> **Written task**
Each line in the entries below that holds the string "image" is to be listed.
* START Excerpted data *
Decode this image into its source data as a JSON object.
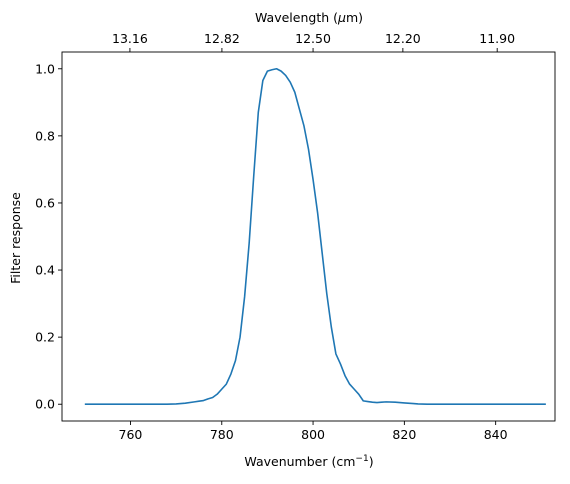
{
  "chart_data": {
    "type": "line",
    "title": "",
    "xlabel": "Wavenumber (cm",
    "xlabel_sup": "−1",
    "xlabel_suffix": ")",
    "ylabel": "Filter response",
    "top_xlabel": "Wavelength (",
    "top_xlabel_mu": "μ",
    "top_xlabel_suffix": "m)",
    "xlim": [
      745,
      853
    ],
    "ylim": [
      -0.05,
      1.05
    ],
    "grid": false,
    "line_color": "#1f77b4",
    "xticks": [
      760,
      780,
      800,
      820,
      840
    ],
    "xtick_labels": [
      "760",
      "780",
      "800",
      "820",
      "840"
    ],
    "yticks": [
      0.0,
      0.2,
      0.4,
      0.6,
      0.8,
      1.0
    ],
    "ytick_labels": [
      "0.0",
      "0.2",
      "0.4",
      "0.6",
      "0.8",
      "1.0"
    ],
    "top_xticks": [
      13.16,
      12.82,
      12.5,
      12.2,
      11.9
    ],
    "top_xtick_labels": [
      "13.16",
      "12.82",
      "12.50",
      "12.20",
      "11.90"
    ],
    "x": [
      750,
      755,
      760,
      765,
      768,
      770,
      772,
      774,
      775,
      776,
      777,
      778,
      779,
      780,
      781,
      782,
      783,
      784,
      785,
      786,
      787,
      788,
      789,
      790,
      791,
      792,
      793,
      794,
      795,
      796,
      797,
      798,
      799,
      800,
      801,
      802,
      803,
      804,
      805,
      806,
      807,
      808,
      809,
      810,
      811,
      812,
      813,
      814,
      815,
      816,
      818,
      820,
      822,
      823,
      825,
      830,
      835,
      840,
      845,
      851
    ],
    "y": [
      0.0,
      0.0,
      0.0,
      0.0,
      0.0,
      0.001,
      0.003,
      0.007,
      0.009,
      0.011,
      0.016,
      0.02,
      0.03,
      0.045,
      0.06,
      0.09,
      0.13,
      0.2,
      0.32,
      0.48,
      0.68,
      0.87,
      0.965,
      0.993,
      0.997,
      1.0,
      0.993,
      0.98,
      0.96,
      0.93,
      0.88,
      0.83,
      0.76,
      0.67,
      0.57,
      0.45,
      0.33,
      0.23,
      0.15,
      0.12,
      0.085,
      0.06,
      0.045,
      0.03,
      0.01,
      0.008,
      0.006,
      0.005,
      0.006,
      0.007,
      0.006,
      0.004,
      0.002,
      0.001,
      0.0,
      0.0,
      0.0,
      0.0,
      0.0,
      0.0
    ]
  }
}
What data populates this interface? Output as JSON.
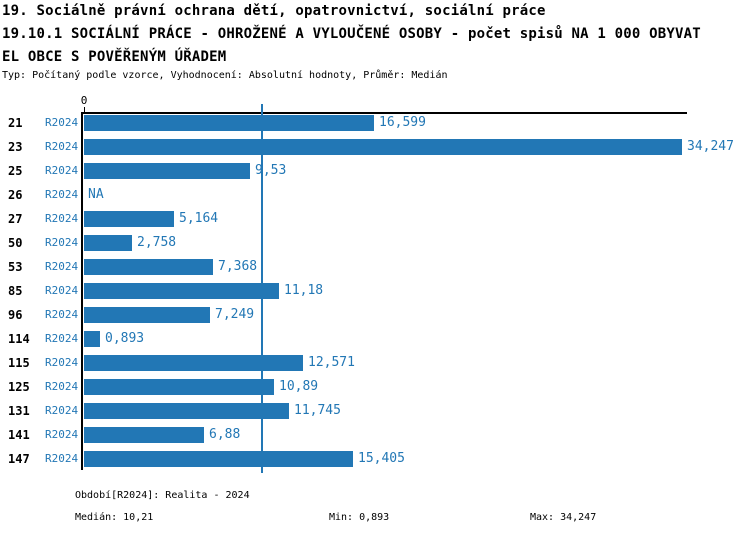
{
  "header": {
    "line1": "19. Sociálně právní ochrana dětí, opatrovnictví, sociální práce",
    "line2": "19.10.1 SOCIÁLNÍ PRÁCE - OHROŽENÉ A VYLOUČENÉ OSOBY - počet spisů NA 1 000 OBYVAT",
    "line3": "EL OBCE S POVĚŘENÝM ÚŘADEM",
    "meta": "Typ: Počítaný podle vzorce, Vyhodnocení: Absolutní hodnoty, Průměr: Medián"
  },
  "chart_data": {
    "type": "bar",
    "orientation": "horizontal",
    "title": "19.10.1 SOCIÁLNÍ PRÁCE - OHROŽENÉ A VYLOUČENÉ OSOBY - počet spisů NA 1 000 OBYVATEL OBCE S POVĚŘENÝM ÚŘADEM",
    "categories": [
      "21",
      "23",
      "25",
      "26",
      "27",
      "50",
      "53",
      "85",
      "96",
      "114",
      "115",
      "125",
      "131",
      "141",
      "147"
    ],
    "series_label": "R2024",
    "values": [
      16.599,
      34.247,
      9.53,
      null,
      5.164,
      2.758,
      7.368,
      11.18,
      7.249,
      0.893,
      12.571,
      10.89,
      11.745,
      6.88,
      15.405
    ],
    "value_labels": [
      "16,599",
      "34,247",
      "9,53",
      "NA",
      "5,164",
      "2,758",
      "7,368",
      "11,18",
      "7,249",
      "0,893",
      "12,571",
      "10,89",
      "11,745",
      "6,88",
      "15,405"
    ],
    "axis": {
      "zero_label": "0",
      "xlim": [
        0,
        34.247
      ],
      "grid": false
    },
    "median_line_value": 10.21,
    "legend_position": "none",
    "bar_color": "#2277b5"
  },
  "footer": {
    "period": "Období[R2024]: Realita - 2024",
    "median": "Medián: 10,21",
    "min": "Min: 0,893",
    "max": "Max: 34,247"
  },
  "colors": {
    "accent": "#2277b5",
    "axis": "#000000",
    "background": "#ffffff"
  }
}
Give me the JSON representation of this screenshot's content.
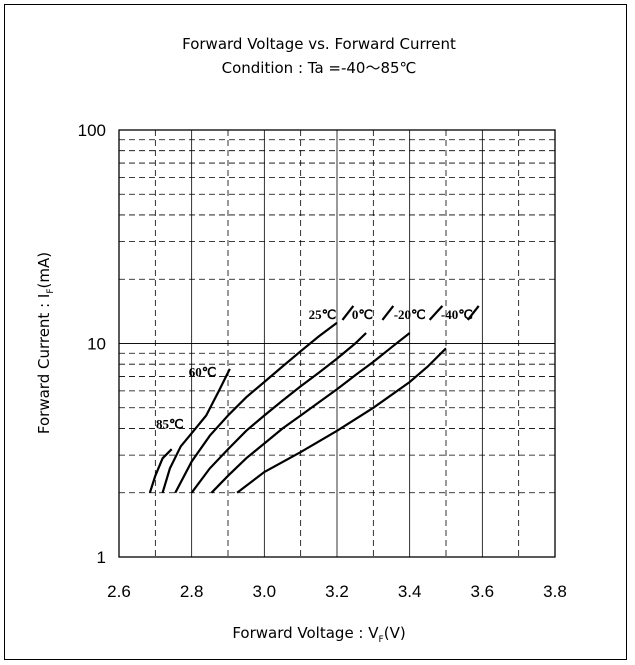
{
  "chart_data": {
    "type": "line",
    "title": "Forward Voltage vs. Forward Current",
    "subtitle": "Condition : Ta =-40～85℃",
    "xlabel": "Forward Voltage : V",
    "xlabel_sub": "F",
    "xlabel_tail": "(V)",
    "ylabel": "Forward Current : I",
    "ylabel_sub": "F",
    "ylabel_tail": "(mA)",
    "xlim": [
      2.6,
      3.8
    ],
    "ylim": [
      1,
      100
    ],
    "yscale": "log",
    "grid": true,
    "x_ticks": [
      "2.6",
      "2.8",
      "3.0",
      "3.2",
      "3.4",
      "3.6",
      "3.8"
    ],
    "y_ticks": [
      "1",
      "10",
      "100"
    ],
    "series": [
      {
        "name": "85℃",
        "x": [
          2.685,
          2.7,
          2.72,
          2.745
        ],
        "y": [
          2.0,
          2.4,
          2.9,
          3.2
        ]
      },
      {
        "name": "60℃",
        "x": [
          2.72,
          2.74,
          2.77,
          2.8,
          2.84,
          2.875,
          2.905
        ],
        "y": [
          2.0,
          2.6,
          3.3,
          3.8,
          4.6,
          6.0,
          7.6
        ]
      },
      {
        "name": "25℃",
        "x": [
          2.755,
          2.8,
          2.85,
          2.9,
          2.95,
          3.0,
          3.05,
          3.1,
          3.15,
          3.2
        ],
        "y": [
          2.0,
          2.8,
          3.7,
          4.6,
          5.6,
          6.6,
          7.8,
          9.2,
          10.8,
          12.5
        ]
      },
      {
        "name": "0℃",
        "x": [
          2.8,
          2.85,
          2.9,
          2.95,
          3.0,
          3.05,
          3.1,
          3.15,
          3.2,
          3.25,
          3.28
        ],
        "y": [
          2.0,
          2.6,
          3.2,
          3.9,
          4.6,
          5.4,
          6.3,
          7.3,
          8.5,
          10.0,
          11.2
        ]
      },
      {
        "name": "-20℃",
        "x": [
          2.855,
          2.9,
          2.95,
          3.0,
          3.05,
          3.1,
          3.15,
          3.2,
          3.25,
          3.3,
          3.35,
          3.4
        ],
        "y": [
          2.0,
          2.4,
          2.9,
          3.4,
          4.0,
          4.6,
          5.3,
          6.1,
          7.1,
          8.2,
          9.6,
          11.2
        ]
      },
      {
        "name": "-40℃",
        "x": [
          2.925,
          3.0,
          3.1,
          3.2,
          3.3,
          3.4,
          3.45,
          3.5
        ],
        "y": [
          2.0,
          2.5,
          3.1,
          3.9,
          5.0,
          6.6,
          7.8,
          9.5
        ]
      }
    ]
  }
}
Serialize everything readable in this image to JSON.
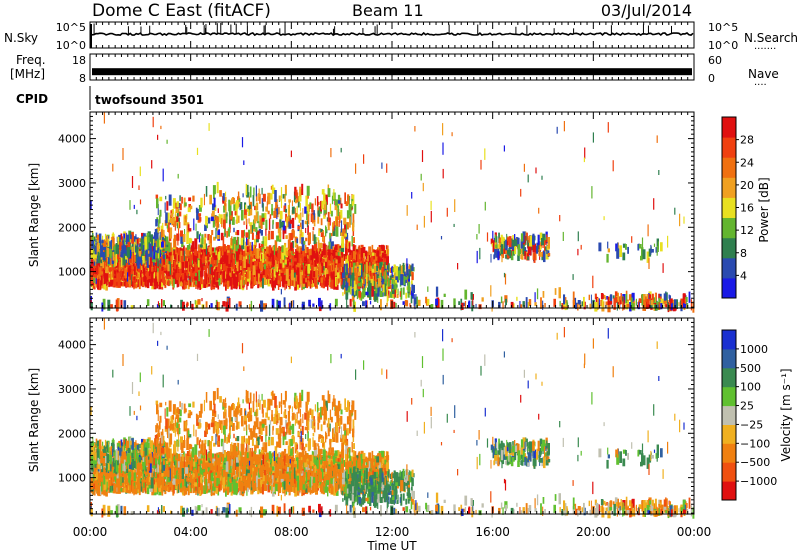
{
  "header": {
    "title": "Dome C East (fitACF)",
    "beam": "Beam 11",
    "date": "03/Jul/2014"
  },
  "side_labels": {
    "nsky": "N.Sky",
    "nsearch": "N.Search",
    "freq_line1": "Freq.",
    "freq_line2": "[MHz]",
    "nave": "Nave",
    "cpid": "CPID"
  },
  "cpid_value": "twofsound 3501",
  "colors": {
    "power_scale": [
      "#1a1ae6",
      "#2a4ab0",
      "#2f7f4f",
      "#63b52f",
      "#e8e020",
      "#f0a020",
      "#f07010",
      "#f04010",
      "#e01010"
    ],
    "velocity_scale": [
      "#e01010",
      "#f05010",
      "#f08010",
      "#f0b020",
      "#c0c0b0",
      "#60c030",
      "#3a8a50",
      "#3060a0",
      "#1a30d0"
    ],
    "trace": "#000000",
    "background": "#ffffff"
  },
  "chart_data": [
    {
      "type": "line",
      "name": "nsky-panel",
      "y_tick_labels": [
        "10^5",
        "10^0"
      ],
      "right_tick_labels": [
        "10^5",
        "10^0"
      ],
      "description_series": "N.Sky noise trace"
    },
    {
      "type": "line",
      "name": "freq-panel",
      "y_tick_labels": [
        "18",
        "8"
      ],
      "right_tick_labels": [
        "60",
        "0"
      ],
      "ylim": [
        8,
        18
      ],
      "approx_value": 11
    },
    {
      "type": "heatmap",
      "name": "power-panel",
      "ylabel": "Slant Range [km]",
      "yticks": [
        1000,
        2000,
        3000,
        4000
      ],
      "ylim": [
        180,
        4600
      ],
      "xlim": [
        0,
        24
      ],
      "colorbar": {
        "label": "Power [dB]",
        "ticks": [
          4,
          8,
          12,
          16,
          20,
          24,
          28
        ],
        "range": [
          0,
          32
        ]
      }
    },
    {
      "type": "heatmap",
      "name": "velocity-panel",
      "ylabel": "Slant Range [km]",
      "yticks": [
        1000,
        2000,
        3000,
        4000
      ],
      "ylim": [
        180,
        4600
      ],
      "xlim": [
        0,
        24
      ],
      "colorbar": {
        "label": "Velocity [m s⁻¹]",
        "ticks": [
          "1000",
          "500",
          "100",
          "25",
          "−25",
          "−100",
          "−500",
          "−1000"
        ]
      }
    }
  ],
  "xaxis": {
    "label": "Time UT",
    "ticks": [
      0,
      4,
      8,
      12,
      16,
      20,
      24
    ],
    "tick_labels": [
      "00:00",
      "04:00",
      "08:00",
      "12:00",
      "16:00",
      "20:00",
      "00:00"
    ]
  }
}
* END Excerpted data *
> **Answer to this task**
Decode this image into its source data as a JSON object.
Serialize everything readable in this image to JSON.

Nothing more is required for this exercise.